Provided information
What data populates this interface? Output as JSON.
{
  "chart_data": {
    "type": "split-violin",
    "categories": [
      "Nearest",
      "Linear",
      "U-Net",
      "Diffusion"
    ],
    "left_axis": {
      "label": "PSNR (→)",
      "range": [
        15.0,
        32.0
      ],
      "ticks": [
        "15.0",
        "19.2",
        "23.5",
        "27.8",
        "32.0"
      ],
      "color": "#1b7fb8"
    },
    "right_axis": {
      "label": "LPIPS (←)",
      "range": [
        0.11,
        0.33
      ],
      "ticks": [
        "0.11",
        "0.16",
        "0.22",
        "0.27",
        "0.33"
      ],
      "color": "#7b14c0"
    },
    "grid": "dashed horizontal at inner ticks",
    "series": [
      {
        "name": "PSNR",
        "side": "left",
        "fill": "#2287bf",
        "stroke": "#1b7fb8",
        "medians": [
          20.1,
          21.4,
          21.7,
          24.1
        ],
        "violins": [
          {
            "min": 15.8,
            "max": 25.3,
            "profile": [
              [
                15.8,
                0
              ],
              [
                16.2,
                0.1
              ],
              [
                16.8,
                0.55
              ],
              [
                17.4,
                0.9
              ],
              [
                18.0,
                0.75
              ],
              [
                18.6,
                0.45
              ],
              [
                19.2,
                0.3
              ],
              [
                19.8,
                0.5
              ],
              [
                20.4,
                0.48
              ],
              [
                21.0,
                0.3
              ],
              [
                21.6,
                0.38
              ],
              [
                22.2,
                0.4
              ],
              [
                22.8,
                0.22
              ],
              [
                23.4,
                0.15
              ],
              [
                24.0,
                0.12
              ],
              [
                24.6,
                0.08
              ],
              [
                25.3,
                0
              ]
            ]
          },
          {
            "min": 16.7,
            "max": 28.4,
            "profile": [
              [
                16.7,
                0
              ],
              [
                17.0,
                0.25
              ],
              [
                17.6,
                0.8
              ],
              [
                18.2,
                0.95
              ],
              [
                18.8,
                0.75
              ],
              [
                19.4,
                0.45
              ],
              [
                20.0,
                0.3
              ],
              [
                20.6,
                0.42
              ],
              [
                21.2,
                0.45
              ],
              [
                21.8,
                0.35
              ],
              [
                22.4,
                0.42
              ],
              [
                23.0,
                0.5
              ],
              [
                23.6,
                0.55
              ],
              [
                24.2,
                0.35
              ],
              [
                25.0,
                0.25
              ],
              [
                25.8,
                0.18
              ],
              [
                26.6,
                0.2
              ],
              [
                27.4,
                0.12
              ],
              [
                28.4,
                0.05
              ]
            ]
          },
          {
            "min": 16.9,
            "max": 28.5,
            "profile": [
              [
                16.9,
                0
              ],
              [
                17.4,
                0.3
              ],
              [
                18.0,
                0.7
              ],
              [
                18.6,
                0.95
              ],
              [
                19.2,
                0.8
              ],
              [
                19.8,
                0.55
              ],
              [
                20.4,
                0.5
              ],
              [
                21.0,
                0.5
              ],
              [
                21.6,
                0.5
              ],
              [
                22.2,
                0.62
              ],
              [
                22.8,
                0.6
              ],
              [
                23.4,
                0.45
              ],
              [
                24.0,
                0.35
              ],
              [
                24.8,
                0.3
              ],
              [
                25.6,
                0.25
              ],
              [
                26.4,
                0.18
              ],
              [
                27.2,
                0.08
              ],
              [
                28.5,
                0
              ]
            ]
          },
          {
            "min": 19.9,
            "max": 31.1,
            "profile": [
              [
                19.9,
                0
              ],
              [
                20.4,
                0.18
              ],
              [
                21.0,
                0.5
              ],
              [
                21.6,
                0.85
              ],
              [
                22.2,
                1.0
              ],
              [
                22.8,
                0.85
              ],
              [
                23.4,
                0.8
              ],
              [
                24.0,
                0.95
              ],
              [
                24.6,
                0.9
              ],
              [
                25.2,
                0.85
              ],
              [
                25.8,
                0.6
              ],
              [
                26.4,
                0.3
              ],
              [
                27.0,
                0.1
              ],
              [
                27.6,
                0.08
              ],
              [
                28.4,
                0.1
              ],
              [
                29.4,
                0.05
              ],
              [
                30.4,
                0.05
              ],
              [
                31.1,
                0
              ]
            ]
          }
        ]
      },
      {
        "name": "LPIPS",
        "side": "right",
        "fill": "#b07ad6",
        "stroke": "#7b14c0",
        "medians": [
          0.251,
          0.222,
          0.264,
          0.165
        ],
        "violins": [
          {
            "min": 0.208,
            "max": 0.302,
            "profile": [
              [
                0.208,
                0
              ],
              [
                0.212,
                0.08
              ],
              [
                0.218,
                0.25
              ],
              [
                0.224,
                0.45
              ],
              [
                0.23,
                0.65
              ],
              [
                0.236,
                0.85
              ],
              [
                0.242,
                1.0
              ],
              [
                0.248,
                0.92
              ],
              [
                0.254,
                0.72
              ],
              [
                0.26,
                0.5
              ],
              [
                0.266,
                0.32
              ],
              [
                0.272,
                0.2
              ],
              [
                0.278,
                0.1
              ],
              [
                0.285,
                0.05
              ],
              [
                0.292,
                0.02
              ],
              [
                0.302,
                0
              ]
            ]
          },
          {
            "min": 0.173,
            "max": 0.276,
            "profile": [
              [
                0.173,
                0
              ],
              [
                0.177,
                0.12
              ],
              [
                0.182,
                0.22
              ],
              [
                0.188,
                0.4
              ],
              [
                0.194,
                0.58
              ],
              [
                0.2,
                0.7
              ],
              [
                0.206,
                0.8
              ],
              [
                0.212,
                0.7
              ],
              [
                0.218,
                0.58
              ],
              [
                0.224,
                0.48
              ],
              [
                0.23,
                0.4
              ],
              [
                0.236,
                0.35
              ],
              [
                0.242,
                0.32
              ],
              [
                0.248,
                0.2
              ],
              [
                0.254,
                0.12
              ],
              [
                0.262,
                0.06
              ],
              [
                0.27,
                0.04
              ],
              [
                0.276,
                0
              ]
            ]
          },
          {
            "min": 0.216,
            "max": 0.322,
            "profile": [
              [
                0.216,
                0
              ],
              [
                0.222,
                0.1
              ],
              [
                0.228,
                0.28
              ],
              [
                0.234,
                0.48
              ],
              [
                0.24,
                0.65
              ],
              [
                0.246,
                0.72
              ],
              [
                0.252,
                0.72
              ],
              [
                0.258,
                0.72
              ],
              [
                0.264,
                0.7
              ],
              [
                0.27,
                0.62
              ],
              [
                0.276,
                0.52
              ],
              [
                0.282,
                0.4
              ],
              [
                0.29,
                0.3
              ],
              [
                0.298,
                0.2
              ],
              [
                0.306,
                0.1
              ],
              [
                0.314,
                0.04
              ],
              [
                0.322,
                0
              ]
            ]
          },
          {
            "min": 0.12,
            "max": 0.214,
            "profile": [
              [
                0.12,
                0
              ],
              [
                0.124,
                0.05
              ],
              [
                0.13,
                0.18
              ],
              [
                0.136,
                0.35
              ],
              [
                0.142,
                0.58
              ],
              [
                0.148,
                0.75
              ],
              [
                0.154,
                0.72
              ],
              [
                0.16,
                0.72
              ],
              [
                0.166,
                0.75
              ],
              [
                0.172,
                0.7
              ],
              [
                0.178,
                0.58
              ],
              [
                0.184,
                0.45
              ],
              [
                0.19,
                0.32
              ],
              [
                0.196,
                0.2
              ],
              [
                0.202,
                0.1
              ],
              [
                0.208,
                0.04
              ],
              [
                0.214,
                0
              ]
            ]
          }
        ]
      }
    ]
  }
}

Given instruction
Each record above should be output again exactly.

Worked answer
What data populates this interface? Output as JSON.
{
  "chart_data": {
    "type": "split-violin",
    "categories": [
      "Nearest",
      "Linear",
      "U-Net",
      "Diffusion"
    ],
    "left_axis": {
      "label": "PSNR (→)",
      "range": [
        15.0,
        32.0
      ],
      "ticks": [
        "15.0",
        "19.2",
        "23.5",
        "27.8",
        "32.0"
      ],
      "color": "#1b7fb8"
    },
    "right_axis": {
      "label": "LPIPS (←)",
      "range": [
        0.11,
        0.33
      ],
      "ticks": [
        "0.11",
        "0.16",
        "0.22",
        "0.27",
        "0.33"
      ],
      "color": "#7b14c0"
    },
    "grid": "dashed horizontal at inner ticks",
    "series": [
      {
        "name": "PSNR",
        "side": "left",
        "fill": "#2287bf",
        "stroke": "#1b7fb8",
        "medians": [
          20.1,
          21.4,
          21.7,
          24.1
        ],
        "violins": [
          {
            "min": 15.8,
            "max": 25.3,
            "profile": [
              [
                15.8,
                0
              ],
              [
                16.2,
                0.1
              ],
              [
                16.8,
                0.55
              ],
              [
                17.4,
                0.9
              ],
              [
                18.0,
                0.75
              ],
              [
                18.6,
                0.45
              ],
              [
                19.2,
                0.3
              ],
              [
                19.8,
                0.5
              ],
              [
                20.4,
                0.48
              ],
              [
                21.0,
                0.3
              ],
              [
                21.6,
                0.38
              ],
              [
                22.2,
                0.4
              ],
              [
                22.8,
                0.22
              ],
              [
                23.4,
                0.15
              ],
              [
                24.0,
                0.12
              ],
              [
                24.6,
                0.08
              ],
              [
                25.3,
                0
              ]
            ]
          },
          {
            "min": 16.7,
            "max": 28.4,
            "profile": [
              [
                16.7,
                0
              ],
              [
                17.0,
                0.25
              ],
              [
                17.6,
                0.8
              ],
              [
                18.2,
                0.95
              ],
              [
                18.8,
                0.75
              ],
              [
                19.4,
                0.45
              ],
              [
                20.0,
                0.3
              ],
              [
                20.6,
                0.42
              ],
              [
                21.2,
                0.45
              ],
              [
                21.8,
                0.35
              ],
              [
                22.4,
                0.42
              ],
              [
                23.0,
                0.5
              ],
              [
                23.6,
                0.55
              ],
              [
                24.2,
                0.35
              ],
              [
                25.0,
                0.25
              ],
              [
                25.8,
                0.18
              ],
              [
                26.6,
                0.2
              ],
              [
                27.4,
                0.12
              ],
              [
                28.4,
                0.05
              ]
            ]
          },
          {
            "min": 16.9,
            "max": 28.5,
            "profile": [
              [
                16.9,
                0
              ],
              [
                17.4,
                0.3
              ],
              [
                18.0,
                0.7
              ],
              [
                18.6,
                0.95
              ],
              [
                19.2,
                0.8
              ],
              [
                19.8,
                0.55
              ],
              [
                20.4,
                0.5
              ],
              [
                21.0,
                0.5
              ],
              [
                21.6,
                0.5
              ],
              [
                22.2,
                0.62
              ],
              [
                22.8,
                0.6
              ],
              [
                23.4,
                0.45
              ],
              [
                24.0,
                0.35
              ],
              [
                24.8,
                0.3
              ],
              [
                25.6,
                0.25
              ],
              [
                26.4,
                0.18
              ],
              [
                27.2,
                0.08
              ],
              [
                28.5,
                0
              ]
            ]
          },
          {
            "min": 19.9,
            "max": 31.1,
            "profile": [
              [
                19.9,
                0
              ],
              [
                20.4,
                0.18
              ],
              [
                21.0,
                0.5
              ],
              [
                21.6,
                0.85
              ],
              [
                22.2,
                1.0
              ],
              [
                22.8,
                0.85
              ],
              [
                23.4,
                0.8
              ],
              [
                24.0,
                0.95
              ],
              [
                24.6,
                0.9
              ],
              [
                25.2,
                0.85
              ],
              [
                25.8,
                0.6
              ],
              [
                26.4,
                0.3
              ],
              [
                27.0,
                0.1
              ],
              [
                27.6,
                0.08
              ],
              [
                28.4,
                0.1
              ],
              [
                29.4,
                0.05
              ],
              [
                30.4,
                0.05
              ],
              [
                31.1,
                0
              ]
            ]
          }
        ]
      },
      {
        "name": "LPIPS",
        "side": "right",
        "fill": "#b07ad6",
        "stroke": "#7b14c0",
        "medians": [
          0.251,
          0.222,
          0.264,
          0.165
        ],
        "violins": [
          {
            "min": 0.208,
            "max": 0.302,
            "profile": [
              [
                0.208,
                0
              ],
              [
                0.212,
                0.08
              ],
              [
                0.218,
                0.25
              ],
              [
                0.224,
                0.45
              ],
              [
                0.23,
                0.65
              ],
              [
                0.236,
                0.85
              ],
              [
                0.242,
                1.0
              ],
              [
                0.248,
                0.92
              ],
              [
                0.254,
                0.72
              ],
              [
                0.26,
                0.5
              ],
              [
                0.266,
                0.32
              ],
              [
                0.272,
                0.2
              ],
              [
                0.278,
                0.1
              ],
              [
                0.285,
                0.05
              ],
              [
                0.292,
                0.02
              ],
              [
                0.302,
                0
              ]
            ]
          },
          {
            "min": 0.173,
            "max": 0.276,
            "profile": [
              [
                0.173,
                0
              ],
              [
                0.177,
                0.12
              ],
              [
                0.182,
                0.22
              ],
              [
                0.188,
                0.4
              ],
              [
                0.194,
                0.58
              ],
              [
                0.2,
                0.7
              ],
              [
                0.206,
                0.8
              ],
              [
                0.212,
                0.7
              ],
              [
                0.218,
                0.58
              ],
              [
                0.224,
                0.48
              ],
              [
                0.23,
                0.4
              ],
              [
                0.236,
                0.35
              ],
              [
                0.242,
                0.32
              ],
              [
                0.248,
                0.2
              ],
              [
                0.254,
                0.12
              ],
              [
                0.262,
                0.06
              ],
              [
                0.27,
                0.04
              ],
              [
                0.276,
                0
              ]
            ]
          },
          {
            "min": 0.216,
            "max": 0.322,
            "profile": [
              [
                0.216,
                0
              ],
              [
                0.222,
                0.1
              ],
              [
                0.228,
                0.28
              ],
              [
                0.234,
                0.48
              ],
              [
                0.24,
                0.65
              ],
              [
                0.246,
                0.72
              ],
              [
                0.252,
                0.72
              ],
              [
                0.258,
                0.72
              ],
              [
                0.264,
                0.7
              ],
              [
                0.27,
                0.62
              ],
              [
                0.276,
                0.52
              ],
              [
                0.282,
                0.4
              ],
              [
                0.29,
                0.3
              ],
              [
                0.298,
                0.2
              ],
              [
                0.306,
                0.1
              ],
              [
                0.314,
                0.04
              ],
              [
                0.322,
                0
              ]
            ]
          },
          {
            "min": 0.12,
            "max": 0.214,
            "profile": [
              [
                0.12,
                0
              ],
              [
                0.124,
                0.05
              ],
              [
                0.13,
                0.18
              ],
              [
                0.136,
                0.35
              ],
              [
                0.142,
                0.58
              ],
              [
                0.148,
                0.75
              ],
              [
                0.154,
                0.72
              ],
              [
                0.16,
                0.72
              ],
              [
                0.166,
                0.75
              ],
              [
                0.172,
                0.7
              ],
              [
                0.178,
                0.58
              ],
              [
                0.184,
                0.45
              ],
              [
                0.19,
                0.32
              ],
              [
                0.196,
                0.2
              ],
              [
                0.202,
                0.1
              ],
              [
                0.208,
                0.04
              ],
              [
                0.214,
                0
              ]
            ]
          }
        ]
      }
    ]
  }
}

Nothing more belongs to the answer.